# The task
Scan the data below. Pull out each line where "subtitle" occurs.

━━━━━ Input

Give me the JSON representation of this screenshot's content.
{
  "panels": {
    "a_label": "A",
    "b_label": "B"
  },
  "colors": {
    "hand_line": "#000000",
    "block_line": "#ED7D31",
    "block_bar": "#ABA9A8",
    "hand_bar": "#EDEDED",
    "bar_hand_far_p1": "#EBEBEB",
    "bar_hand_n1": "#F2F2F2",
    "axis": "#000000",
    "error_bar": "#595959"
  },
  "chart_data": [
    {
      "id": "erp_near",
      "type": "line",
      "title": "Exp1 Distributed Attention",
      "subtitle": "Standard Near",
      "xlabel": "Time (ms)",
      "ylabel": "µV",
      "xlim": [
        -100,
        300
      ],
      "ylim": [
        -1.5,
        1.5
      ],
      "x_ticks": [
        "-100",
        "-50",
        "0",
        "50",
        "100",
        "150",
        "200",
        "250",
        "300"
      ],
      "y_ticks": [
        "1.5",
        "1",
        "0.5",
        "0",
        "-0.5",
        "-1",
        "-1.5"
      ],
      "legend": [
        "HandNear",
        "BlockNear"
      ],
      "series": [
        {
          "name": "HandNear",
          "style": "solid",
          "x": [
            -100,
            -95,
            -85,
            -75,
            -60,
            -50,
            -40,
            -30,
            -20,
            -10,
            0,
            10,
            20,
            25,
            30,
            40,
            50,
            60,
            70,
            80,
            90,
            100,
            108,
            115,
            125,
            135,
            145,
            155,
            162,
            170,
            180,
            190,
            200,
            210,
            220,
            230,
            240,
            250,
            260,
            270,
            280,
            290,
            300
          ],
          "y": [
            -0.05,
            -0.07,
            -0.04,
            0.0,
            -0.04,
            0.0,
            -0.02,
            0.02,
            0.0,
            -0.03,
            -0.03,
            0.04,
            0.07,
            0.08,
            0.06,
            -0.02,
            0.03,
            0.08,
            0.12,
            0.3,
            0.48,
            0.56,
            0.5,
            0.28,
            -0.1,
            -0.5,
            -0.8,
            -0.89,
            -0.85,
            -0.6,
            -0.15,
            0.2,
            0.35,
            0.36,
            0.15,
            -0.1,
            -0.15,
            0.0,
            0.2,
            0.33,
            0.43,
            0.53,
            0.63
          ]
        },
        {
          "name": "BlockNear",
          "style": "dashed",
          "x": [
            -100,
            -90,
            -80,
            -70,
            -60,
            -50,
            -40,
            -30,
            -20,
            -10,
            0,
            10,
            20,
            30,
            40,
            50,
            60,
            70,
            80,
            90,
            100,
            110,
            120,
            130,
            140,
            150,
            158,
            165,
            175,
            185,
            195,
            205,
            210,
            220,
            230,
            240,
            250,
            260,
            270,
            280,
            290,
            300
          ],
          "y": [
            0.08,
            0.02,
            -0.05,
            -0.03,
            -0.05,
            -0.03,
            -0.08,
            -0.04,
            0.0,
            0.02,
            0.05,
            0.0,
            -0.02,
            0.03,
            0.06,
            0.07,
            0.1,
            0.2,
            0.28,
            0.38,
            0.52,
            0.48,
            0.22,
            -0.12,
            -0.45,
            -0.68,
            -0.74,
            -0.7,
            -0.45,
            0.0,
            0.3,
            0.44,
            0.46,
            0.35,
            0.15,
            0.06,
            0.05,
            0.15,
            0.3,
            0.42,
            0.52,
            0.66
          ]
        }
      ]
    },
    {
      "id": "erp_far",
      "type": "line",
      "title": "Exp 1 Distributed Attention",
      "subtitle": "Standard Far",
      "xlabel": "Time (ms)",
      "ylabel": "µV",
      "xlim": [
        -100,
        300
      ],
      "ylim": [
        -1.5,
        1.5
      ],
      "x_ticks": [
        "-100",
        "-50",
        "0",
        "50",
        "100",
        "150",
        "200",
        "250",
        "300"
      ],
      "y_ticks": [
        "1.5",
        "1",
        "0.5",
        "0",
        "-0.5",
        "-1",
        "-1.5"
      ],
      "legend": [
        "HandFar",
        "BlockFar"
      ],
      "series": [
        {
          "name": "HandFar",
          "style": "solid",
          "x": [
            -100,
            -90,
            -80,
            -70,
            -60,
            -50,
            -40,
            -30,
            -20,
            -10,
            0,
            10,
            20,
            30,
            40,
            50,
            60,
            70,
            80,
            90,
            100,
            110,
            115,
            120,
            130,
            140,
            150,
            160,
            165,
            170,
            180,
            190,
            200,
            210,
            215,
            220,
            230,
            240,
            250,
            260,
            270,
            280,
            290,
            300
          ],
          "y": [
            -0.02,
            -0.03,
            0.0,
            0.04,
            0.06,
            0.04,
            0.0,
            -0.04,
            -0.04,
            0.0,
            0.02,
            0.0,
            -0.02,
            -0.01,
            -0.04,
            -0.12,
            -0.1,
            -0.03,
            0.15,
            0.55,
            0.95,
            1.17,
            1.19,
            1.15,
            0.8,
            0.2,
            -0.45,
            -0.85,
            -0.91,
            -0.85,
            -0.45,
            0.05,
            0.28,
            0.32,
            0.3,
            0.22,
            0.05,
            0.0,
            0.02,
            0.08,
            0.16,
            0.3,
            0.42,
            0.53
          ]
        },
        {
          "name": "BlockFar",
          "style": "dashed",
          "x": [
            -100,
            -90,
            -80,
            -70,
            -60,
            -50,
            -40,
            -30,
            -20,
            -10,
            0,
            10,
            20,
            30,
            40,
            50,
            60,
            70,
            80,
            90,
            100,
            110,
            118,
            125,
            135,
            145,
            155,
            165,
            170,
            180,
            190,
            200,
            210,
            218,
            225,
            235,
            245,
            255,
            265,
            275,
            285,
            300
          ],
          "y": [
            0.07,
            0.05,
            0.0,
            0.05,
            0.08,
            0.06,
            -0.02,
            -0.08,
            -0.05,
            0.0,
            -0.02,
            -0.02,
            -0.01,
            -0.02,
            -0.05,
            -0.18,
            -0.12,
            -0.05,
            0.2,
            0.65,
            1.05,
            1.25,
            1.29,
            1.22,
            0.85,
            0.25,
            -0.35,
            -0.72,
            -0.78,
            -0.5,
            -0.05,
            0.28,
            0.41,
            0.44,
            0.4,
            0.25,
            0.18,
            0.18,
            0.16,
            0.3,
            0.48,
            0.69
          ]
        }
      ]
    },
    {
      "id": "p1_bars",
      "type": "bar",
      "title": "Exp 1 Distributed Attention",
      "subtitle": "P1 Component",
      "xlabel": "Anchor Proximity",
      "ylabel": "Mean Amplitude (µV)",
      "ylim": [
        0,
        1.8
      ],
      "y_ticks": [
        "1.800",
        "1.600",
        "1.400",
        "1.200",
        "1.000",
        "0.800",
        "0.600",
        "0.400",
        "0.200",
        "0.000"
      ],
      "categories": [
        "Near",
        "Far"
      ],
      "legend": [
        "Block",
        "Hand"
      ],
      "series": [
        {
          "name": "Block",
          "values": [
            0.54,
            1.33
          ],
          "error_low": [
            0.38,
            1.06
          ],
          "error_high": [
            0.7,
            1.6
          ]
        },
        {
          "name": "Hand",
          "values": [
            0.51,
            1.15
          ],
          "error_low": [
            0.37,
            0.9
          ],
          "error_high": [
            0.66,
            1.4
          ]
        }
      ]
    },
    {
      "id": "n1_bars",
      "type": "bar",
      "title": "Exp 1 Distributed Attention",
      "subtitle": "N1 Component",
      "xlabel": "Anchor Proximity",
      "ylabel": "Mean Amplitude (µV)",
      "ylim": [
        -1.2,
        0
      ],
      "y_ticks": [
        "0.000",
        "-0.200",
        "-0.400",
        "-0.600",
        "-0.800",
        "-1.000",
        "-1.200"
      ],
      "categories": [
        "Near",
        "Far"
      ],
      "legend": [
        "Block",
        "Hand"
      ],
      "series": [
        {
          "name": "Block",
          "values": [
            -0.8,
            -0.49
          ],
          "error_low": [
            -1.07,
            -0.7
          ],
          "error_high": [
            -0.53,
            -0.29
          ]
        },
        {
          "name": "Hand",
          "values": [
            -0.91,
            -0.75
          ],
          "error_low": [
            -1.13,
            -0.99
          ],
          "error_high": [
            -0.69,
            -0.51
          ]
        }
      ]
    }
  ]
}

━━━━━━━━━━

# Exercise result
      "subtitle": "Standard Near",
      "subtitle": "Standard Far",
      "subtitle": "P1 Component",
      "subtitle": "N1 Component",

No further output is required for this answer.